**THE REQUEST:**
Each entry here needs to be set down again exactly, please; pictures are left out.

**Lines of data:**
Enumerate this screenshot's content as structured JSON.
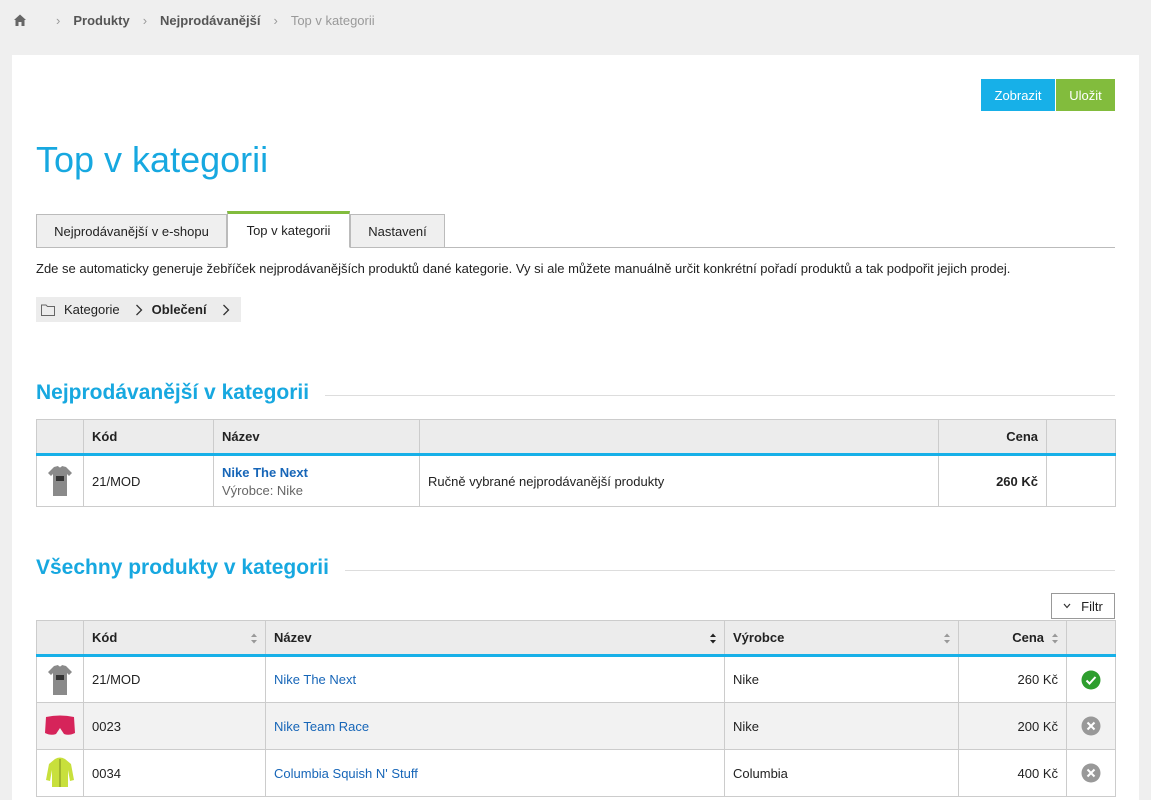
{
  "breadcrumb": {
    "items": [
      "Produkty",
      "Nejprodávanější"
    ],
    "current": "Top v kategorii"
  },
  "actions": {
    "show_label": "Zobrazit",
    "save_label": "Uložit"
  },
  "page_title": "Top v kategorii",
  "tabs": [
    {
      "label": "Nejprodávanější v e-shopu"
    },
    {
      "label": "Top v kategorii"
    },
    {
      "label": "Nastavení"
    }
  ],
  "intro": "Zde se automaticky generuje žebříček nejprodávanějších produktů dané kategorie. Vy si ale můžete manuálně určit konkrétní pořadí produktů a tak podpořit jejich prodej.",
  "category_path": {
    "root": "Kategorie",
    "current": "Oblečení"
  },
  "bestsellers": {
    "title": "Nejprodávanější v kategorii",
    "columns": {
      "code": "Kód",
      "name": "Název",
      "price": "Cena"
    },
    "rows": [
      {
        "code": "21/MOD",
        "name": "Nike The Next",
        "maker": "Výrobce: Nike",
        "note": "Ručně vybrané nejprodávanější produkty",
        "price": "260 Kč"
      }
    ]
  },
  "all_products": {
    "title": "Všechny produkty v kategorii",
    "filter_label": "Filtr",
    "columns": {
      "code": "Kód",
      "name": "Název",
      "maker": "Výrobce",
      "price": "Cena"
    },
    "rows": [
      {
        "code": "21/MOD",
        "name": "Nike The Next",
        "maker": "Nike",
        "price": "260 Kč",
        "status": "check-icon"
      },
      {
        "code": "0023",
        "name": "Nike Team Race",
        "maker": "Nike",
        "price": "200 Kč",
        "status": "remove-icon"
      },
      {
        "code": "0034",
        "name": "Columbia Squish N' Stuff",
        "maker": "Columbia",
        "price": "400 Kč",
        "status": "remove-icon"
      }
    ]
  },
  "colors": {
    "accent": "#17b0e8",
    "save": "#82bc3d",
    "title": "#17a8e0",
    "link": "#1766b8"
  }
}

**THE OUTPUT:**
Enumerate this screenshot's content as structured JSON.
{
  "breadcrumb": {
    "items": [
      "Produkty",
      "Nejprodávanější"
    ],
    "current": "Top v kategorii"
  },
  "actions": {
    "show_label": "Zobrazit",
    "save_label": "Uložit"
  },
  "page_title": "Top v kategorii",
  "tabs": [
    {
      "label": "Nejprodávanější v e-shopu"
    },
    {
      "label": "Top v kategorii"
    },
    {
      "label": "Nastavení"
    }
  ],
  "intro": "Zde se automaticky generuje žebříček nejprodávanějších produktů dané kategorie. Vy si ale můžete manuálně určit konkrétní pořadí produktů a tak podpořit jejich prodej.",
  "category_path": {
    "root": "Kategorie",
    "current": "Oblečení"
  },
  "bestsellers": {
    "title": "Nejprodávanější v kategorii",
    "columns": {
      "code": "Kód",
      "name": "Název",
      "price": "Cena"
    },
    "rows": [
      {
        "code": "21/MOD",
        "name": "Nike The Next",
        "maker": "Výrobce: Nike",
        "note": "Ručně vybrané nejprodávanější produkty",
        "price": "260 Kč"
      }
    ]
  },
  "all_products": {
    "title": "Všechny produkty v kategorii",
    "filter_label": "Filtr",
    "columns": {
      "code": "Kód",
      "name": "Název",
      "maker": "Výrobce",
      "price": "Cena"
    },
    "rows": [
      {
        "code": "21/MOD",
        "name": "Nike The Next",
        "maker": "Nike",
        "price": "260 Kč",
        "status": "check-icon"
      },
      {
        "code": "0023",
        "name": "Nike Team Race",
        "maker": "Nike",
        "price": "200 Kč",
        "status": "remove-icon"
      },
      {
        "code": "0034",
        "name": "Columbia Squish N' Stuff",
        "maker": "Columbia",
        "price": "400 Kč",
        "status": "remove-icon"
      }
    ]
  },
  "colors": {
    "accent": "#17b0e8",
    "save": "#82bc3d",
    "title": "#17a8e0",
    "link": "#1766b8"
  }
}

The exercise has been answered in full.